**Records for processing**
· · · · ·

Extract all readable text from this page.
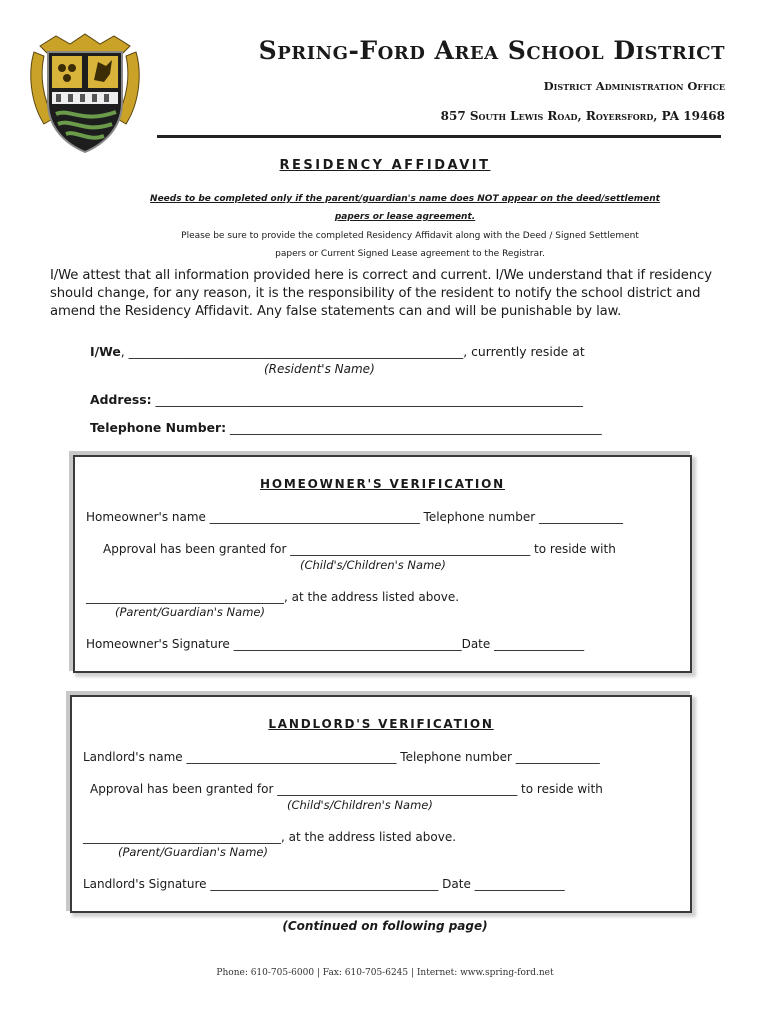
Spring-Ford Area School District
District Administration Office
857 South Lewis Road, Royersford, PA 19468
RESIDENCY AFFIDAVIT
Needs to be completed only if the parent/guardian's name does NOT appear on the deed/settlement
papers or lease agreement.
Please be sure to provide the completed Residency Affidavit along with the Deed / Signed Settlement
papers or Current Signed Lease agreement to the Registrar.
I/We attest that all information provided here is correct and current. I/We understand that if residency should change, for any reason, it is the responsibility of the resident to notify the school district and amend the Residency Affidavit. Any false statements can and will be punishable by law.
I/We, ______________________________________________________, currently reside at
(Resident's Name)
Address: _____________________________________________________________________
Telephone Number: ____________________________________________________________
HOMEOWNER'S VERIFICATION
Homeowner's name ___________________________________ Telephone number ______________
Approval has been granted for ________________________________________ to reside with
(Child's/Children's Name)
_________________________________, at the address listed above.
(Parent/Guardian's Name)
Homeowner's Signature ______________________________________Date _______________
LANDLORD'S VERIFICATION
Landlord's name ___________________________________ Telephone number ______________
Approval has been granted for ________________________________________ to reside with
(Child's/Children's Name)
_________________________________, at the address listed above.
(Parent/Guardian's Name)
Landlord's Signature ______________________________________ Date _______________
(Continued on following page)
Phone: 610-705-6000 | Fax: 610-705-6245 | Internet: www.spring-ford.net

· · · · ·

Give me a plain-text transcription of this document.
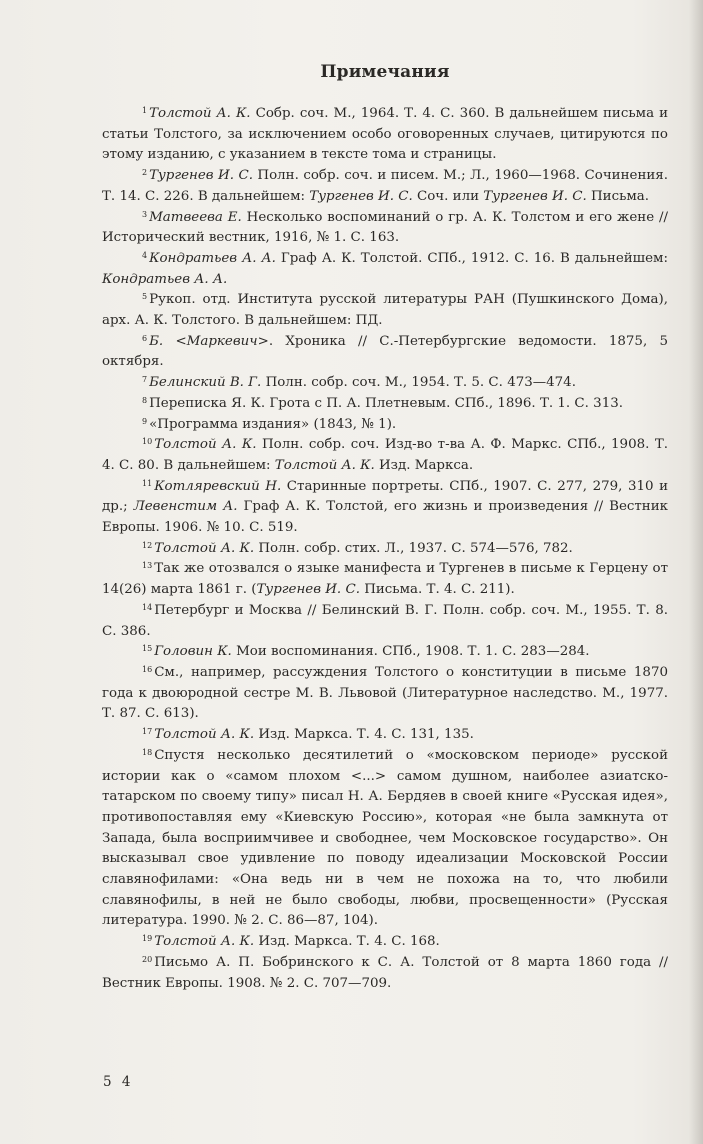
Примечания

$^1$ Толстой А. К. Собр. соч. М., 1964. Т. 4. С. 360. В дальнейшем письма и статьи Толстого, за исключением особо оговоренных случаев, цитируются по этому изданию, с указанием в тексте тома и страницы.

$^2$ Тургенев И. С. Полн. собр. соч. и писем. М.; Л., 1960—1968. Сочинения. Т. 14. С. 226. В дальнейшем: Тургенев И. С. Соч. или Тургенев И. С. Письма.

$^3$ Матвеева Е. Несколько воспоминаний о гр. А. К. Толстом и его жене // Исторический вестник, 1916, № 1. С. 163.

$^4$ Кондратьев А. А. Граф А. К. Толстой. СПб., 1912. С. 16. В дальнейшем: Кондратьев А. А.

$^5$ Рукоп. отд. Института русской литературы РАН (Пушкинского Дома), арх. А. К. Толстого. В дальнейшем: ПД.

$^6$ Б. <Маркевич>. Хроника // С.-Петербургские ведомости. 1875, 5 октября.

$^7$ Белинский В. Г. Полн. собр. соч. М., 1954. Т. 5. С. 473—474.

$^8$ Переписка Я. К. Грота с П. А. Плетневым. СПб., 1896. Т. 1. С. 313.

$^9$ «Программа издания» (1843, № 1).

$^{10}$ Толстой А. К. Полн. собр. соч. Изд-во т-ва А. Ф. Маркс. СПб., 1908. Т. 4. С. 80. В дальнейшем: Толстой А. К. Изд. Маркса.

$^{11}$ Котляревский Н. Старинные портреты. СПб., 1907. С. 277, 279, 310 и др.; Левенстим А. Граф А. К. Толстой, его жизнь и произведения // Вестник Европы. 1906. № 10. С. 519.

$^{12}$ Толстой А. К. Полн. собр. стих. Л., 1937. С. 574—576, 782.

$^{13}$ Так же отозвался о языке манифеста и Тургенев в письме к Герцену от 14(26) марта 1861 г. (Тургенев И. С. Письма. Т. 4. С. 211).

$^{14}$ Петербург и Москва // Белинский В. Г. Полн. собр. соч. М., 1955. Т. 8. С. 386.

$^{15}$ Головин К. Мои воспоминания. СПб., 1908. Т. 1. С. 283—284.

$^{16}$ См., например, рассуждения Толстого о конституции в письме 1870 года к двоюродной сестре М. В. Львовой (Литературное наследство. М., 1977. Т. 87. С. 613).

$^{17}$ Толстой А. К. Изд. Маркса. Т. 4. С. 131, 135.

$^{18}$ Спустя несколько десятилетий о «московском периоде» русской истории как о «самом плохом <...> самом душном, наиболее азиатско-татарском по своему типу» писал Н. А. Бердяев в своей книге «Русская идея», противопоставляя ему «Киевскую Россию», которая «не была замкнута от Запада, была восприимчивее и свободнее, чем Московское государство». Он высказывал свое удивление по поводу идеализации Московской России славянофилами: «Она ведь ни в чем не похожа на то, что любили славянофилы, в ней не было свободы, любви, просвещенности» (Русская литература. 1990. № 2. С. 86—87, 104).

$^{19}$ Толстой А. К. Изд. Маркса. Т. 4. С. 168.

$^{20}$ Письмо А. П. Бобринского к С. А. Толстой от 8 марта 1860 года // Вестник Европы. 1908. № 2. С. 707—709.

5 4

· · · · ·

**Requirement**
Check each line of the entries above for the word "Signed". List the ones that have it.

**Final result**
Please be sure to provide the completed Residency Affidavit along with the Deed / Signed Settlement
papers or Current Signed Lease agreement to the Registrar.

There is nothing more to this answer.